PROVIDED INFORMATION →

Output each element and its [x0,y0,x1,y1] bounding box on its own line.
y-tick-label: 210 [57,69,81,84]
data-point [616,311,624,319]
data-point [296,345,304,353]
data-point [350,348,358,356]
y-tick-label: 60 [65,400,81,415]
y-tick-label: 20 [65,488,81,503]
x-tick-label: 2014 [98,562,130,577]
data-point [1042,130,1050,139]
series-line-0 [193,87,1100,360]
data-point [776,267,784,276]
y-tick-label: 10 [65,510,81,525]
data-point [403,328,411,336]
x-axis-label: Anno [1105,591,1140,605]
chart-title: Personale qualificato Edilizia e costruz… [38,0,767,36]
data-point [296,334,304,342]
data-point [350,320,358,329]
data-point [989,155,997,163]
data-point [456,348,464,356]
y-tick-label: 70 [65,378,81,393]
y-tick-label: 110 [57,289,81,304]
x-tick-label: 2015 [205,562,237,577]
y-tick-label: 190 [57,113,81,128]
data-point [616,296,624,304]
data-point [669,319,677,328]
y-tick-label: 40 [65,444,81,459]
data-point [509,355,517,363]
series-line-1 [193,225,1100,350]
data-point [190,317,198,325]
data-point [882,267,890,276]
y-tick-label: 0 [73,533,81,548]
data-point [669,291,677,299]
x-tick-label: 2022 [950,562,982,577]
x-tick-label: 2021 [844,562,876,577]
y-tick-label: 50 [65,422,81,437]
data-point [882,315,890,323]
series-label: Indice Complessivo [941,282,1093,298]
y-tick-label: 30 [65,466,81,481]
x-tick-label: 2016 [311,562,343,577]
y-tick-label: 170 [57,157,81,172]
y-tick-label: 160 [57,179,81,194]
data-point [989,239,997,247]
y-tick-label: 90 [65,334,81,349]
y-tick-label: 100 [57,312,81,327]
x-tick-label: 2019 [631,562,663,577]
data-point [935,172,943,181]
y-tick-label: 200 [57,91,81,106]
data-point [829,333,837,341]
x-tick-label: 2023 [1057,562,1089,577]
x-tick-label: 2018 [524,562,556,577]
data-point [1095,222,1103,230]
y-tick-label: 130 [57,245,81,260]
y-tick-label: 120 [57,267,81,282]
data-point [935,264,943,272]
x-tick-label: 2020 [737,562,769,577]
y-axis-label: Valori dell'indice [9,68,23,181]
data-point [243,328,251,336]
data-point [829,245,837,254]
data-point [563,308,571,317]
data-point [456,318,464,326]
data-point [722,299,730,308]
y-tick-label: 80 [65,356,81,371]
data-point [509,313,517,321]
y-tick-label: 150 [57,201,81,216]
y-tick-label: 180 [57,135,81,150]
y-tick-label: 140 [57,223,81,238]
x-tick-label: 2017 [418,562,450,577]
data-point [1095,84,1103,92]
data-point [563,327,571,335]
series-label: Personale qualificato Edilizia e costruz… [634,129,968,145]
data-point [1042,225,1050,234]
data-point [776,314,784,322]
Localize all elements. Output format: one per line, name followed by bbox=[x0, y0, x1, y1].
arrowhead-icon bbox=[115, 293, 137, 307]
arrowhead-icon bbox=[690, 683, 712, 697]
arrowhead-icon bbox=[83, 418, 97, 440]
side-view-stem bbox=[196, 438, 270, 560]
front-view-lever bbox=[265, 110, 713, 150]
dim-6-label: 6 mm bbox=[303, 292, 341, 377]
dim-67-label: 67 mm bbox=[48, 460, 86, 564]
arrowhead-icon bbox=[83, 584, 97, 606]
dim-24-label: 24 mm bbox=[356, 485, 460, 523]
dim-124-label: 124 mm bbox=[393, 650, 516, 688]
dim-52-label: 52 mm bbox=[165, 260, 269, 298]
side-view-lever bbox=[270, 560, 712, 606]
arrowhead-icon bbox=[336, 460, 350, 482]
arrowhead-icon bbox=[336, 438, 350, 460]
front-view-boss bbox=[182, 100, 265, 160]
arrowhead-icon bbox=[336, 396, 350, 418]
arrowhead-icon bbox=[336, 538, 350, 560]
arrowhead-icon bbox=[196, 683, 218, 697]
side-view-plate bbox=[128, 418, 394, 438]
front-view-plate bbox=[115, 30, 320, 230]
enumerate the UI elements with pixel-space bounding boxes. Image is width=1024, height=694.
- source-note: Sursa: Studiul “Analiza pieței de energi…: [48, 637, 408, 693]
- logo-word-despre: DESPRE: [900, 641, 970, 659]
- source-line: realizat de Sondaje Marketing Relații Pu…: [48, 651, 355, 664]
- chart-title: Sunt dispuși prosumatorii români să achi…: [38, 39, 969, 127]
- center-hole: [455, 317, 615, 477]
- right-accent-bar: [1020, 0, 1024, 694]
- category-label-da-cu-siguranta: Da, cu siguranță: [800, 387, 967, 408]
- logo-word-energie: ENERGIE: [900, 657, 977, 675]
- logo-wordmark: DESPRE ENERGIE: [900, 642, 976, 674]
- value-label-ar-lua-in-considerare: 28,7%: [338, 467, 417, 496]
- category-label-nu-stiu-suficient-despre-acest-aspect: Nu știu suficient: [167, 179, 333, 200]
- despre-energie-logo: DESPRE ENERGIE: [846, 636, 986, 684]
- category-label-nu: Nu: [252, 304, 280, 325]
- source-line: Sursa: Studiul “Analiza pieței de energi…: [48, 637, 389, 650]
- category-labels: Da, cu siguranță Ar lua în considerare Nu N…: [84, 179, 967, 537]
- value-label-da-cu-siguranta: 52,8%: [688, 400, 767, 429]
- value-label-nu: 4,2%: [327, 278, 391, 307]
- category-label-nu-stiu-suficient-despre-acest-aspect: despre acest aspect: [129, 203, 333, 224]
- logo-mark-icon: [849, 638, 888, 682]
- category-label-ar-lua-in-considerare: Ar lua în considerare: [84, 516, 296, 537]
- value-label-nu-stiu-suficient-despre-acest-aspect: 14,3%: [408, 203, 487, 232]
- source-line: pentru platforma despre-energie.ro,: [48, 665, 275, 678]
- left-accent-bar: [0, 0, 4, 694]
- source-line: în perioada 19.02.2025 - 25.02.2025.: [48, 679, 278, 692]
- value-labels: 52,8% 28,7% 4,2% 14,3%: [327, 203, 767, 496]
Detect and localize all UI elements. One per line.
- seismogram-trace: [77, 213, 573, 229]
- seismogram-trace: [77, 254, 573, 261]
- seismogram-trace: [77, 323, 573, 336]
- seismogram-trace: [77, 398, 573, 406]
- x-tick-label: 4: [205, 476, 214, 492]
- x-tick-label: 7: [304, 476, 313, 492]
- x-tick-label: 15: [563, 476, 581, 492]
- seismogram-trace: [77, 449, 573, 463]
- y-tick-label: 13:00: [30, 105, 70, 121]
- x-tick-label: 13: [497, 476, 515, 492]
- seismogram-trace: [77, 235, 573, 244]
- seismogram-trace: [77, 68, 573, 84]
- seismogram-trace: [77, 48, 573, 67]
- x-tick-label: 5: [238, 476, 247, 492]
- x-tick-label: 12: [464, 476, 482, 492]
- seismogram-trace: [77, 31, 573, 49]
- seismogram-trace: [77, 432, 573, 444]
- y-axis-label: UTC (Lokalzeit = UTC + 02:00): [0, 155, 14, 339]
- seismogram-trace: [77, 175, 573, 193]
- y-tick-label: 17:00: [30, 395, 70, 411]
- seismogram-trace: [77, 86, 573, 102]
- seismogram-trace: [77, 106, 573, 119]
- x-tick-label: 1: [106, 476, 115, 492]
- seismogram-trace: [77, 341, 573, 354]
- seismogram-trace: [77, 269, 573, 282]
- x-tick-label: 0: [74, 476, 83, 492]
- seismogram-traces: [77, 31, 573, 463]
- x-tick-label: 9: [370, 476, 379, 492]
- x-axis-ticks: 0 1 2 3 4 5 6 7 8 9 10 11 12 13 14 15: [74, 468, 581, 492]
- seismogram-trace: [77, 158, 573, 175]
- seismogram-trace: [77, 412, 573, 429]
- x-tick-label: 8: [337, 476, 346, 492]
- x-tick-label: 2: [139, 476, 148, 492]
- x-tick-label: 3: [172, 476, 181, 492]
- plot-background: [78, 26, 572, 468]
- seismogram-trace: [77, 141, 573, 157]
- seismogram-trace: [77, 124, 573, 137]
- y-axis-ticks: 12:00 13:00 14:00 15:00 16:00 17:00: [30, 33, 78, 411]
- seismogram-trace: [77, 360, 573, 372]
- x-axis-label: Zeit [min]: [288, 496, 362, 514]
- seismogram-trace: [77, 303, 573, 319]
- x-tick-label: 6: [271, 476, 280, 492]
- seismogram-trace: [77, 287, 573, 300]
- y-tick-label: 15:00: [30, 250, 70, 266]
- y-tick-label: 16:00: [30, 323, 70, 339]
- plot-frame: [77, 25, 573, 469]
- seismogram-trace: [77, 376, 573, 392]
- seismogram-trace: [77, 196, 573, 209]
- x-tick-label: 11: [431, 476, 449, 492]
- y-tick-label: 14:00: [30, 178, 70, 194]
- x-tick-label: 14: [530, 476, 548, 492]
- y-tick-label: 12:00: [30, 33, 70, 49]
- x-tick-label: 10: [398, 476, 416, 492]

EXERCISE GOAL →
Please repeat the material word for word, from its first line through the line holding "x-tick-label: 2020 [737,562,769,577]", both included.

EXERCISE OUTPUT →
Output each element and its [x0,y0,x1,y1] bounding box on its own line.
y-tick-label: 210 [57,69,81,84]
data-point [616,311,624,319]
data-point [296,345,304,353]
data-point [350,348,358,356]
y-tick-label: 60 [65,400,81,415]
y-tick-label: 20 [65,488,81,503]
x-tick-label: 2014 [98,562,130,577]
data-point [1042,130,1050,139]
series-line-0 [193,87,1100,360]
data-point [776,267,784,276]
y-tick-label: 10 [65,510,81,525]
data-point [403,328,411,336]
x-axis-label: Anno [1105,591,1140,605]
chart-title: Personale qualificato Edilizia e costruz… [38,0,767,36]
data-point [296,334,304,342]
data-point [350,320,358,329]
data-point [989,155,997,163]
data-point [456,348,464,356]
y-tick-label: 70 [65,378,81,393]
y-tick-label: 110 [57,289,81,304]
x-tick-label: 2015 [205,562,237,577]
y-tick-label: 190 [57,113,81,128]
data-point [616,296,624,304]
data-point [669,319,677,328]
y-tick-label: 40 [65,444,81,459]
data-point [509,355,517,363]
series-line-1 [193,225,1100,350]
data-point [190,317,198,325]
data-point [882,267,890,276]
y-tick-label: 0 [73,533,81,548]
data-point [669,291,677,299]
x-tick-label: 2022 [950,562,982,577]
x-tick-label: 2021 [844,562,876,577]
y-tick-label: 50 [65,422,81,437]
data-point [882,315,890,323]
series-label: Indice Complessivo [941,282,1093,298]
y-tick-label: 30 [65,466,81,481]
x-tick-label: 2016 [311,562,343,577]
y-tick-label: 170 [57,157,81,172]
y-tick-label: 160 [57,179,81,194]
data-point [989,239,997,247]
y-tick-label: 90 [65,334,81,349]
y-tick-label: 100 [57,312,81,327]
x-tick-label: 2019 [631,562,663,577]
data-point [935,172,943,181]
y-tick-label: 200 [57,91,81,106]
data-point [829,333,837,341]
x-tick-label: 2023 [1057,562,1089,577]
x-tick-label: 2018 [524,562,556,577]
data-point [1095,222,1103,230]
y-tick-label: 130 [57,245,81,260]
y-tick-label: 120 [57,267,81,282]
data-point [935,264,943,272]
x-tick-label: 2020 [737,562,769,577]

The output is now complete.